YOUR INSTRUCTIONS: Exactly as written, transcribe the lines that run from the one containing "What's the underlying" to the end of the records below.
▼
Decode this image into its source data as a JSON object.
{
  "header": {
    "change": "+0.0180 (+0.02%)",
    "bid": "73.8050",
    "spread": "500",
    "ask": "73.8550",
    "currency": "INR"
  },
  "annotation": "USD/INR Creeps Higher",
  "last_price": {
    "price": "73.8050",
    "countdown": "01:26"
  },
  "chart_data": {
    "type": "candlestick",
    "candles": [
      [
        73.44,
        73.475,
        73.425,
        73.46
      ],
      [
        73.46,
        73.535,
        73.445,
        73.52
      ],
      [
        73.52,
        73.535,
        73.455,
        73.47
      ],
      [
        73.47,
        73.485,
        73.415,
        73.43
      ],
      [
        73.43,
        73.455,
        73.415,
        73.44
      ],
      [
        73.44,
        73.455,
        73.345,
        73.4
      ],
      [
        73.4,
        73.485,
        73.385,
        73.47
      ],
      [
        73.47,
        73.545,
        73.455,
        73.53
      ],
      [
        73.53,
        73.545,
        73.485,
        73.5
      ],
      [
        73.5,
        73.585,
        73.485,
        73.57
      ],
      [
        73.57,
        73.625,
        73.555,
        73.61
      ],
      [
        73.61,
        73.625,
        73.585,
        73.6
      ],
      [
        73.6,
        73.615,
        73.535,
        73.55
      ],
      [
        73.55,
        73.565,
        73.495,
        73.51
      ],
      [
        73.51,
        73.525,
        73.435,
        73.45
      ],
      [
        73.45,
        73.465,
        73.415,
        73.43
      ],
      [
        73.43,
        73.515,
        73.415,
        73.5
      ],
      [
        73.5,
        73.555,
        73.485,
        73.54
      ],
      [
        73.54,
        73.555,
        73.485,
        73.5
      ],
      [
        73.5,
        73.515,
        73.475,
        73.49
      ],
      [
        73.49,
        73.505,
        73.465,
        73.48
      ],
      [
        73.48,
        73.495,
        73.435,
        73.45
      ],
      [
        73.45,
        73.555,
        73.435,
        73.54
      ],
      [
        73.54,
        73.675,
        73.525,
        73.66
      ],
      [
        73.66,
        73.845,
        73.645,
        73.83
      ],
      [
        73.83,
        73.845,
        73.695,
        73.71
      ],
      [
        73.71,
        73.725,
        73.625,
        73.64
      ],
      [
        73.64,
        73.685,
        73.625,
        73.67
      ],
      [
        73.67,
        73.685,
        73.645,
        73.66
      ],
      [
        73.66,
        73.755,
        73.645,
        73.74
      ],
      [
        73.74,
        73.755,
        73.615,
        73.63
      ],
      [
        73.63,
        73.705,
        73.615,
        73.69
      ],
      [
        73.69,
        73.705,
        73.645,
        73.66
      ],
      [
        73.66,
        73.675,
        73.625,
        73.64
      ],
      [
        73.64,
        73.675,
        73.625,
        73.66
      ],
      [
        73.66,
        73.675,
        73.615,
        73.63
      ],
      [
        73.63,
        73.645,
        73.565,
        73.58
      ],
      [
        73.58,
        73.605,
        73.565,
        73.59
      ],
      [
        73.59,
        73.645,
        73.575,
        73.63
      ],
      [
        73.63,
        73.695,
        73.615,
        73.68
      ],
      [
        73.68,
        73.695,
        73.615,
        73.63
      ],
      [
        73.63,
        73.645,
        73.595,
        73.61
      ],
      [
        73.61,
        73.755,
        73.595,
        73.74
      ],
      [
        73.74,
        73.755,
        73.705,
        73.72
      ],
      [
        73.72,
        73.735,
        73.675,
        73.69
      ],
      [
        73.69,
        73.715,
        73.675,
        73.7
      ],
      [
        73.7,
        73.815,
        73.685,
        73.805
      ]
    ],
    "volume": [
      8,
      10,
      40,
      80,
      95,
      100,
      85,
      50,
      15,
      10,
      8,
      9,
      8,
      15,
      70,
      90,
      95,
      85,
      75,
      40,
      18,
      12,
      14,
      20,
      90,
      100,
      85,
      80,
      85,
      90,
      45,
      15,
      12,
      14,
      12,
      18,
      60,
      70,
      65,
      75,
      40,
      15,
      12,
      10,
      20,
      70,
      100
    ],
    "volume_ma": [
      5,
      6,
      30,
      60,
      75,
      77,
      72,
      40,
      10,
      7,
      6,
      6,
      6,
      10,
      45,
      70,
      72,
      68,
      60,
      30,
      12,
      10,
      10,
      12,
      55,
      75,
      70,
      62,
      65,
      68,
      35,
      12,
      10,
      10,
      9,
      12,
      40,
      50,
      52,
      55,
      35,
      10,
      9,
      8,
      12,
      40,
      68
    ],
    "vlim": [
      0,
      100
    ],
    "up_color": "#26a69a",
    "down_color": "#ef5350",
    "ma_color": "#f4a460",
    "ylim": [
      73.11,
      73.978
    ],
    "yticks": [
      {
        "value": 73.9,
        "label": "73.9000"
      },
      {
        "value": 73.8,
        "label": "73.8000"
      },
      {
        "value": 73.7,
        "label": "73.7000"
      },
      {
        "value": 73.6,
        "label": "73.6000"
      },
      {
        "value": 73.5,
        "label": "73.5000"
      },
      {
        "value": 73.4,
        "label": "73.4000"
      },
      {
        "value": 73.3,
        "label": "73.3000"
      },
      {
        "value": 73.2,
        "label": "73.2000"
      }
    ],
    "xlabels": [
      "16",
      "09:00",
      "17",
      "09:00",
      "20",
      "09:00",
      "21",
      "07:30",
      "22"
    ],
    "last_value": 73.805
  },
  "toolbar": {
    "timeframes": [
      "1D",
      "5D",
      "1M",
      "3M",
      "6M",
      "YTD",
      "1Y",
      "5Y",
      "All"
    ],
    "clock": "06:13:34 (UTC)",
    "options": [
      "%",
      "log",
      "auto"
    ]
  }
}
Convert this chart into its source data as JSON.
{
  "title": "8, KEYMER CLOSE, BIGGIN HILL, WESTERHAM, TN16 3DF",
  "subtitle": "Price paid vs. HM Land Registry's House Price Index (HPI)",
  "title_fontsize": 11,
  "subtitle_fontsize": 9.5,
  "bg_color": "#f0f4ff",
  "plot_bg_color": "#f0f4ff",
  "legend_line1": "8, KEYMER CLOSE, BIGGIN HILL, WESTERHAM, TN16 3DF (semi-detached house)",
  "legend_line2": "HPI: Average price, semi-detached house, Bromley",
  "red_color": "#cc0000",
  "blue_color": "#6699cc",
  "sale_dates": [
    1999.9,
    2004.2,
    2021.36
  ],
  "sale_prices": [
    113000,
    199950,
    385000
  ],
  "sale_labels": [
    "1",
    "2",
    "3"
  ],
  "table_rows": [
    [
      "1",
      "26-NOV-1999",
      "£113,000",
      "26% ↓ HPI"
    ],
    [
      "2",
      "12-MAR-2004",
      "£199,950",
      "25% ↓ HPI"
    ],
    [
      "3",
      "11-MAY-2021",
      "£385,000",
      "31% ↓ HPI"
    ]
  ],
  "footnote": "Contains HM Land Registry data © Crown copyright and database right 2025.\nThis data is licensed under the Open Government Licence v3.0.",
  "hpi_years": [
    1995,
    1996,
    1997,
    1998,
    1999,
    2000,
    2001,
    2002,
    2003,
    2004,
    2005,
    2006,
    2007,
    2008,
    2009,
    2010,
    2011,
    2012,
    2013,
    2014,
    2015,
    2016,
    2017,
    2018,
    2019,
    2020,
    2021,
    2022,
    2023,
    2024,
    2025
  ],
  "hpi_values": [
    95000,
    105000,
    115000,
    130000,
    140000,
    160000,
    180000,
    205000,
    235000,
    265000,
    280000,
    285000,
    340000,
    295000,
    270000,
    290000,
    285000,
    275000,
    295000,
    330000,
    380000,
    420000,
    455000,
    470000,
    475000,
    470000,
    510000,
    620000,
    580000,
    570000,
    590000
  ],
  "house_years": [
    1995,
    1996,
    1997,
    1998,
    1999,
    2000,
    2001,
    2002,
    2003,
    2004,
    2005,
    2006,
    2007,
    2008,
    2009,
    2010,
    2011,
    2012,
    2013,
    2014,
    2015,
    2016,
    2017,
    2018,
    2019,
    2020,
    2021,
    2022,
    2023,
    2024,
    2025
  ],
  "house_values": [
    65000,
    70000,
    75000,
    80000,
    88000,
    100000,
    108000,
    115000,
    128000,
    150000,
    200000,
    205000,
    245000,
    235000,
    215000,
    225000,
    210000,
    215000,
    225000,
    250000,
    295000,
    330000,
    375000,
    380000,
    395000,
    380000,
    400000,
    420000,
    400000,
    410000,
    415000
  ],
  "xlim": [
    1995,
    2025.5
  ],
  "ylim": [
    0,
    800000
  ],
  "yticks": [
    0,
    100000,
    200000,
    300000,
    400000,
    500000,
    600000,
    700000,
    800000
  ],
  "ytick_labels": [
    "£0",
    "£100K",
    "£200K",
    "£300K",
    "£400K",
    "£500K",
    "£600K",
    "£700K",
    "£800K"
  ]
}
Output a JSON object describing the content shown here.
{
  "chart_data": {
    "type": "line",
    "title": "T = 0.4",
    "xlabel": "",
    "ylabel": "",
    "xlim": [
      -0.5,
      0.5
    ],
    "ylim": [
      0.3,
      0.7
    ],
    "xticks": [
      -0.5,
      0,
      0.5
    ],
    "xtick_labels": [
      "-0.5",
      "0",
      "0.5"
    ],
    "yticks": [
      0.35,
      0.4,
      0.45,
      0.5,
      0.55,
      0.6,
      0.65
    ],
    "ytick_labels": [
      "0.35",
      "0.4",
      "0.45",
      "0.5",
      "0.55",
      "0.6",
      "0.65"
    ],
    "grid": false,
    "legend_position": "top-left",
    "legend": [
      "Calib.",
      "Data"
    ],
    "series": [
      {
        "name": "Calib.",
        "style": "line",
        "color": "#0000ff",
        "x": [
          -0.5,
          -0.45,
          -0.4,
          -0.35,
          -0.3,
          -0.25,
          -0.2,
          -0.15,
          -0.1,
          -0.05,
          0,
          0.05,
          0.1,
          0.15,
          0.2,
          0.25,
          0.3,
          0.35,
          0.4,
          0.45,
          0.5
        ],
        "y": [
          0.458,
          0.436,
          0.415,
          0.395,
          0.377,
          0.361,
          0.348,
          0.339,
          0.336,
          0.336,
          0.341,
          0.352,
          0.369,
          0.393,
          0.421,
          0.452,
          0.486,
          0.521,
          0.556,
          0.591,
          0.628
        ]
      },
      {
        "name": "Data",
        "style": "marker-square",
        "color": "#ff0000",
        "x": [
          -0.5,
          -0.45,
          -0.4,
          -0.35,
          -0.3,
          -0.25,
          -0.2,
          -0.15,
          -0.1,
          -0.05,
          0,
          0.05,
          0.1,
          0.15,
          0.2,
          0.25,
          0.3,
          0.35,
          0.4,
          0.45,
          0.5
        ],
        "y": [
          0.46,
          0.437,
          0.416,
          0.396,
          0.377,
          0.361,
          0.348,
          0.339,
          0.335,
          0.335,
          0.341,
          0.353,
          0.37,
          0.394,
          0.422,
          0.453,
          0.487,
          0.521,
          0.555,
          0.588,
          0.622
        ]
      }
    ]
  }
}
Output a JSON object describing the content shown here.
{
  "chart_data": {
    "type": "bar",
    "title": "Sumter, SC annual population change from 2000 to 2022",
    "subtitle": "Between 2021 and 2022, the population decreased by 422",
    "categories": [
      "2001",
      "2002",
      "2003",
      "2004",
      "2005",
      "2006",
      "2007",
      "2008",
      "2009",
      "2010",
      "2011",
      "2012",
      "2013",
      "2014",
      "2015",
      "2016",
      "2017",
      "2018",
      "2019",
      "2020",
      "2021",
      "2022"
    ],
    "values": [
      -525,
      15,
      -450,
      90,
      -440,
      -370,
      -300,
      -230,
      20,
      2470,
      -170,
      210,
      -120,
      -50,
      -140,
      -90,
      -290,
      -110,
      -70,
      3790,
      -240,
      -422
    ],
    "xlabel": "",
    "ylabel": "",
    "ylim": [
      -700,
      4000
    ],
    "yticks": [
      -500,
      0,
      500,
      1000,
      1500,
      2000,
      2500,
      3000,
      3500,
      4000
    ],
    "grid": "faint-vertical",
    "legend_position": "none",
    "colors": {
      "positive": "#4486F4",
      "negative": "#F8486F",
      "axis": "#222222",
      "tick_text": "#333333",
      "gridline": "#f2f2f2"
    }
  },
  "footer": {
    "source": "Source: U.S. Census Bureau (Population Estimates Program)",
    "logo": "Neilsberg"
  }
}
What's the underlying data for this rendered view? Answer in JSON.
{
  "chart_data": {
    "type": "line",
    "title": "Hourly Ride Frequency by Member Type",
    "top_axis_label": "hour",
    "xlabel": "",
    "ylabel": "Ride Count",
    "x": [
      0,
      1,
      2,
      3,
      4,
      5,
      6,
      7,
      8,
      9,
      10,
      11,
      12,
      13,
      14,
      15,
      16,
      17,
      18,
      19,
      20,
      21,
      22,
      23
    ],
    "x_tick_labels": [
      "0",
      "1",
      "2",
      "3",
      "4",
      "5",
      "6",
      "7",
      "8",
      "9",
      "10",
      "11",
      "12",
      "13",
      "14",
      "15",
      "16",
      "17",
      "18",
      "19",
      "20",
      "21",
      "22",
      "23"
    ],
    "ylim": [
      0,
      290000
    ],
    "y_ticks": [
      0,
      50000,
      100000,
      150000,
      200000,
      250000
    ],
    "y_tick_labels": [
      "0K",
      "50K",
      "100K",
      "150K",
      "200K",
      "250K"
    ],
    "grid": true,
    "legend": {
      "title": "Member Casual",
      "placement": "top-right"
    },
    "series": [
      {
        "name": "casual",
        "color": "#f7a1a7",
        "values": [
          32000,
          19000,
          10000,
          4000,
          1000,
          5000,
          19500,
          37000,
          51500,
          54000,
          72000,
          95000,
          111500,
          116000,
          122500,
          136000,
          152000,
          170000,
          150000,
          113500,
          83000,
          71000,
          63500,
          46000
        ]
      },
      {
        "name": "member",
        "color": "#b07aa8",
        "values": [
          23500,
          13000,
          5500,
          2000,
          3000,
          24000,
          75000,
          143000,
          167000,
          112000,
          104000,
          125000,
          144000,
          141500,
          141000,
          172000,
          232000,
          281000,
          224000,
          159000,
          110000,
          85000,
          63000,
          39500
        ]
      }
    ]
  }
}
▲
OUTPUT:
What's the underlying data for this rendered view? Answer in JSON.
{
  "chart_data": {
    "type": "line",
    "title": "Hourly Ride Frequency by Member Type",
    "top_axis_label": "hour",
    "xlabel": "",
    "ylabel": "Ride Count",
    "x": [
      0,
      1,
      2,
      3,
      4,
      5,
      6,
      7,
      8,
      9,
      10,
      11,
      12,
      13,
      14,
      15,
      16,
      17,
      18,
      19,
      20,
      21,
      22,
      23
    ],
    "x_tick_labels": [
      "0",
      "1",
      "2",
      "3",
      "4",
      "5",
      "6",
      "7",
      "8",
      "9",
      "10",
      "11",
      "12",
      "13",
      "14",
      "15",
      "16",
      "17",
      "18",
      "19",
      "20",
      "21",
      "22",
      "23"
    ],
    "ylim": [
      0,
      290000
    ],
    "y_ticks": [
      0,
      50000,
      100000,
      150000,
      200000,
      250000
    ],
    "y_tick_labels": [
      "0K",
      "50K",
      "100K",
      "150K",
      "200K",
      "250K"
    ],
    "grid": true,
    "legend": {
      "title": "Member Casual",
      "placement": "top-right"
    },
    "series": [
      {
        "name": "casual",
        "color": "#f7a1a7",
        "values": [
          32000,
          19000,
          10000,
          4000,
          1000,
          5000,
          19500,
          37000,
          51500,
          54000,
          72000,
          95000,
          111500,
          116000,
          122500,
          136000,
          152000,
          170000,
          150000,
          113500,
          83000,
          71000,
          63500,
          46000
        ]
      },
      {
        "name": "member",
        "color": "#b07aa8",
        "values": [
          23500,
          13000,
          5500,
          2000,
          3000,
          24000,
          75000,
          143000,
          167000,
          112000,
          104000,
          125000,
          144000,
          141500,
          141000,
          172000,
          232000,
          281000,
          224000,
          159000,
          110000,
          85000,
          63000,
          39500
        ]
      }
    ]
  }
}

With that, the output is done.